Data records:
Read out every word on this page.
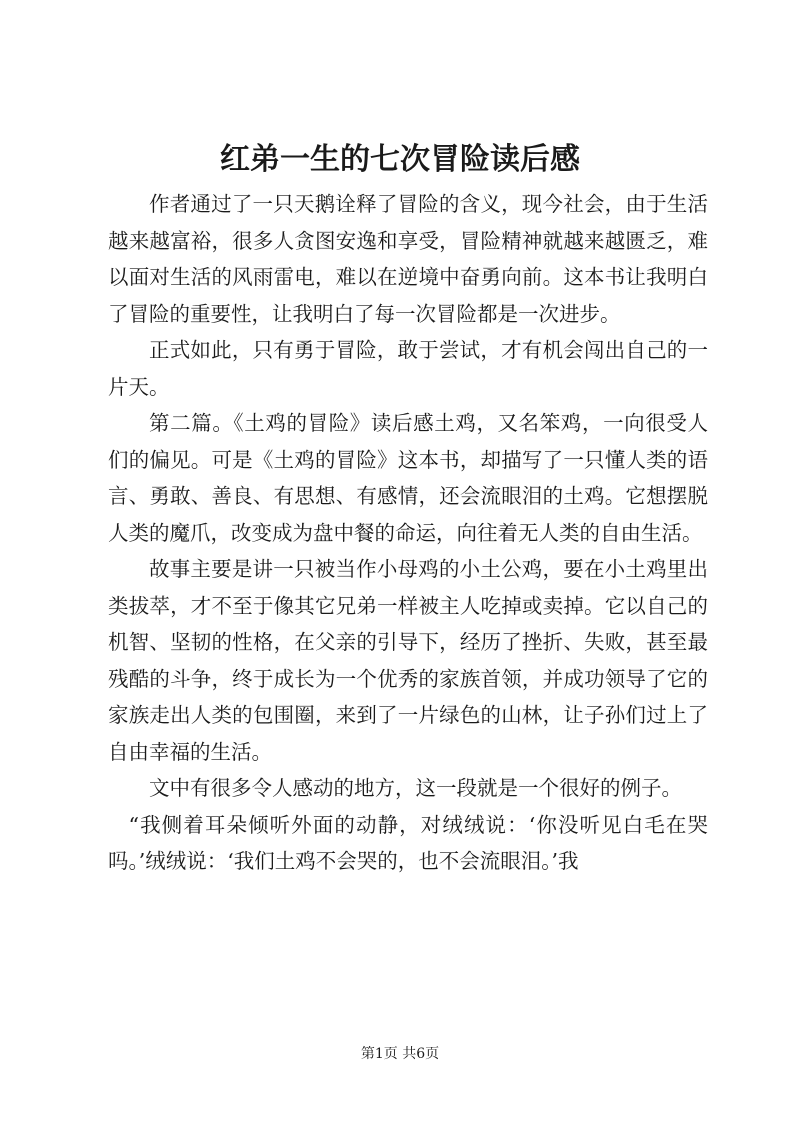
红弟一生的七次冒险读后感

作者通过了一只天鹅诠释了冒险的含义，现今社会，由于生活越来越富裕，很多人贪图安逸和享受，冒险精神就越来越匮乏，难以面对生活的风雨雷电，难以在逆境中奋勇向前。这本书让我明白了冒险的重要性，让我明白了每一次冒险都是一次进步。

正式如此，只有勇于冒险，敢于尝试，才有机会闯出自己的一片天。

第二篇。《土鸡的冒险》读后感土鸡，又名笨鸡，一向很受人们的偏见。可是《土鸡的冒险》这本书，却描写了一只懂人类的语言、勇敢、善良、有思想、有感情，还会流眼泪的土鸡。它想摆脱人类的魔爪，改变成为盘中餐的命运，向往着无人类的自由生活。

故事主要是讲一只被当作小母鸡的小土公鸡，要在小土鸡里出类拔萃，才不至于像其它兄弟一样被主人吃掉或卖掉。它以自己的机智、坚韧的性格，在父亲的引导下，经历了挫折、失败，甚至最残酷的斗争，终于成长为一个优秀的家族首领，并成功领导了它的家族走出人类的包围圈，来到了一片绿色的山林，让子孙们过上了自由幸福的生活。

文中有很多令人感动的地方，这一段就是一个很好的例子。

“我侧着耳朵倾听外面的动静，对绒绒说：‘你没听见白毛在哭吗。’绒绒说：‘我们土鸡不会哭的，也不会流眼泪。’我

第1页 共6页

> [Directive]:
Your copy of the data above should match it exactly, except that pictures are left out.

> [Response]:
Read out every word on this page.
红弟一生的七次冒险读后感

作者通过了一只天鹅诠释了冒险的含义，现今社会，由于生活越来越富裕，很多人贪图安逸和享受，冒险精神就越来越匮乏，难以面对生活的风雨雷电，难以在逆境中奋勇向前。这本书让我明白了冒险的重要性，让我明白了每一次冒险都是一次进步。

正式如此，只有勇于冒险，敢于尝试，才有机会闯出自己的一片天。

第二篇。《土鸡的冒险》读后感土鸡，又名笨鸡，一向很受人们的偏见。可是《土鸡的冒险》这本书，却描写了一只懂人类的语言、勇敢、善良、有思想、有感情，还会流眼泪的土鸡。它想摆脱人类的魔爪，改变成为盘中餐的命运，向往着无人类的自由生活。

故事主要是讲一只被当作小母鸡的小土公鸡，要在小土鸡里出类拔萃，才不至于像其它兄弟一样被主人吃掉或卖掉。它以自己的机智、坚韧的性格，在父亲的引导下，经历了挫折、失败，甚至最残酷的斗争，终于成长为一个优秀的家族首领，并成功领导了它的家族走出人类的包围圈，来到了一片绿色的山林，让子孙们过上了自由幸福的生活。

文中有很多令人感动的地方，这一段就是一个很好的例子。

“我侧着耳朵倾听外面的动静，对绒绒说：‘你没听见白毛在哭吗。’绒绒说：‘我们土鸡不会哭的，也不会流眼泪。’我

第1页 共6页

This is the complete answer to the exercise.